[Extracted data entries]
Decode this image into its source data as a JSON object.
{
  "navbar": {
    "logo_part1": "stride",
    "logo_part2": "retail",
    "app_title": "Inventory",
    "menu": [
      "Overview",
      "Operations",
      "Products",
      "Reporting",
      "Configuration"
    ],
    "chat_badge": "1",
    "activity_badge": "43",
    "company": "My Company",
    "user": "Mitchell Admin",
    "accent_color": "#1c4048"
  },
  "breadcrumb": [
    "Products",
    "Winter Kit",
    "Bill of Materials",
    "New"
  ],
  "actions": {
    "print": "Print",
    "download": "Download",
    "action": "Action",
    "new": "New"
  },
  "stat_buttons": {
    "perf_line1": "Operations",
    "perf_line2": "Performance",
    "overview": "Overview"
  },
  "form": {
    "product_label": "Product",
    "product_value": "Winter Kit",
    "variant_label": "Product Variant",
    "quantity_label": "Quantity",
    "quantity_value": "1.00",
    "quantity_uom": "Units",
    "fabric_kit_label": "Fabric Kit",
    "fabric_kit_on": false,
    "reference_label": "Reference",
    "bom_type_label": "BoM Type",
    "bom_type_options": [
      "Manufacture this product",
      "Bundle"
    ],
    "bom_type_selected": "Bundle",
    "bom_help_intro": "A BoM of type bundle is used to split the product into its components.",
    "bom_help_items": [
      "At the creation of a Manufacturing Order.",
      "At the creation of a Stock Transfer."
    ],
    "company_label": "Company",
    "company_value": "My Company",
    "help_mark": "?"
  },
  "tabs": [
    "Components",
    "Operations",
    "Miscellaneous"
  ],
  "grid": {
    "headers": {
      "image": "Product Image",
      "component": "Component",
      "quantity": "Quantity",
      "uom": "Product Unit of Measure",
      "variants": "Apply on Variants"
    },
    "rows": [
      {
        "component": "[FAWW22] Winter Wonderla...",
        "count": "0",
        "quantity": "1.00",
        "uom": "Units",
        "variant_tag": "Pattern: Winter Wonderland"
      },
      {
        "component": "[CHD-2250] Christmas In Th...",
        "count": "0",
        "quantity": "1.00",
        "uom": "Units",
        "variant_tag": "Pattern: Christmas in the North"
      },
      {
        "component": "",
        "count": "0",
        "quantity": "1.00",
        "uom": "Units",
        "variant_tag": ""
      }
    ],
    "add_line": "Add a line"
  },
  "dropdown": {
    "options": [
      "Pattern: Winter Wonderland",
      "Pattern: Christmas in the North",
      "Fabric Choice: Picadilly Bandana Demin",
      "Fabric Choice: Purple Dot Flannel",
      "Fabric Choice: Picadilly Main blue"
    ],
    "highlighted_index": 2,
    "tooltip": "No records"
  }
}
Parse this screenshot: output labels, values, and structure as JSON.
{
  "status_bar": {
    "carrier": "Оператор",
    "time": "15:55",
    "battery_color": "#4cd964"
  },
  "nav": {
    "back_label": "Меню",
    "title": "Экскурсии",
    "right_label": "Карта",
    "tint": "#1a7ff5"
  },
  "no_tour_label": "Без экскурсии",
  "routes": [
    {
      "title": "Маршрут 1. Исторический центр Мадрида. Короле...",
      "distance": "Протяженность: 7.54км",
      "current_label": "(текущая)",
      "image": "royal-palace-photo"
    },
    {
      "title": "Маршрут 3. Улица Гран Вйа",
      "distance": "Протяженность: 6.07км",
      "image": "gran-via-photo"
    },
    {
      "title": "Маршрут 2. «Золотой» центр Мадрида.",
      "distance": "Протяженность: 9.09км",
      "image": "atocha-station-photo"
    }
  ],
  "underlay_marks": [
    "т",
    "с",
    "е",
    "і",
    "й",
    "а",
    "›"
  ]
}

> TASK DIRECTIONS:
Give back all the records exactly as they stand.

> FULL ANSWER:
Decode this image into its source data as a JSON object.
{
  "navbar": {
    "logo_part1": "stride",
    "logo_part2": "retail",
    "app_title": "Inventory",
    "menu": [
      "Overview",
      "Operations",
      "Products",
      "Reporting",
      "Configuration"
    ],
    "chat_badge": "1",
    "activity_badge": "43",
    "company": "My Company",
    "user": "Mitchell Admin",
    "accent_color": "#1c4048"
  },
  "breadcrumb": [
    "Products",
    "Winter Kit",
    "Bill of Materials",
    "New"
  ],
  "actions": {
    "print": "Print",
    "download": "Download",
    "action": "Action",
    "new": "New"
  },
  "stat_buttons": {
    "perf_line1": "Operations",
    "perf_line2": "Performance",
    "overview": "Overview"
  },
  "form": {
    "product_label": "Product",
    "product_value": "Winter Kit",
    "variant_label": "Product Variant",
    "quantity_label": "Quantity",
    "quantity_value": "1.00",
    "quantity_uom": "Units",
    "fabric_kit_label": "Fabric Kit",
    "fabric_kit_on": false,
    "reference_label": "Reference",
    "bom_type_label": "BoM Type",
    "bom_type_options": [
      "Manufacture this product",
      "Bundle"
    ],
    "bom_type_selected": "Bundle",
    "bom_help_intro": "A BoM of type bundle is used to split the product into its components.",
    "bom_help_items": [
      "At the creation of a Manufacturing Order.",
      "At the creation of a Stock Transfer."
    ],
    "company_label": "Company",
    "company_value": "My Company",
    "help_mark": "?"
  },
  "tabs": [
    "Components",
    "Operations",
    "Miscellaneous"
  ],
  "grid": {
    "headers": {
      "image": "Product Image",
      "component": "Component",
      "quantity": "Quantity",
      "uom": "Product Unit of Measure",
      "variants": "Apply on Variants"
    },
    "rows": [
      {
        "component": "[FAWW22] Winter Wonderla...",
        "count": "0",
        "quantity": "1.00",
        "uom": "Units",
        "variant_tag": "Pattern: Winter Wonderland"
      },
      {
        "component": "[CHD-2250] Christmas In Th...",
        "count": "0",
        "quantity": "1.00",
        "uom": "Units",
        "variant_tag": "Pattern: Christmas in the North"
      },
      {
        "component": "",
        "count": "0",
        "quantity": "1.00",
        "uom": "Units",
        "variant_tag": ""
      }
    ],
    "add_line": "Add a line"
  },
  "dropdown": {
    "options": [
      "Pattern: Winter Wonderland",
      "Pattern: Christmas in the North",
      "Fabric Choice: Picadilly Bandana Demin",
      "Fabric Choice: Purple Dot Flannel",
      "Fabric Choice: Picadilly Main blue"
    ],
    "highlighted_index": 2,
    "tooltip": "No records"
  }
}
Parse this screenshot: output labels, values, and structure as JSON.
{
  "status_bar": {
    "carrier": "Оператор",
    "time": "15:55",
    "battery_color": "#4cd964"
  },
  "nav": {
    "back_label": "Меню",
    "title": "Экскурсии",
    "right_label": "Карта",
    "tint": "#1a7ff5"
  },
  "no_tour_label": "Без экскурсии",
  "routes": [
    {
      "title": "Маршрут 1. Исторический центр Мадрида. Короле...",
      "distance": "Протяженность: 7.54км",
      "current_label": "(текущая)",
      "image": "royal-palace-photo"
    },
    {
      "title": "Маршрут 3. Улица Гран Вйа",
      "distance": "Протяженность: 6.07км",
      "image": "gran-via-photo"
    },
    {
      "title": "Маршрут 2. «Золотой» центр Мадрида.",
      "distance": "Протяженность: 9.09км",
      "image": "atocha-station-photo"
    }
  ],
  "underlay_marks": [
    "т",
    "с",
    "е",
    "і",
    "й",
    "а",
    "›"
  ]
}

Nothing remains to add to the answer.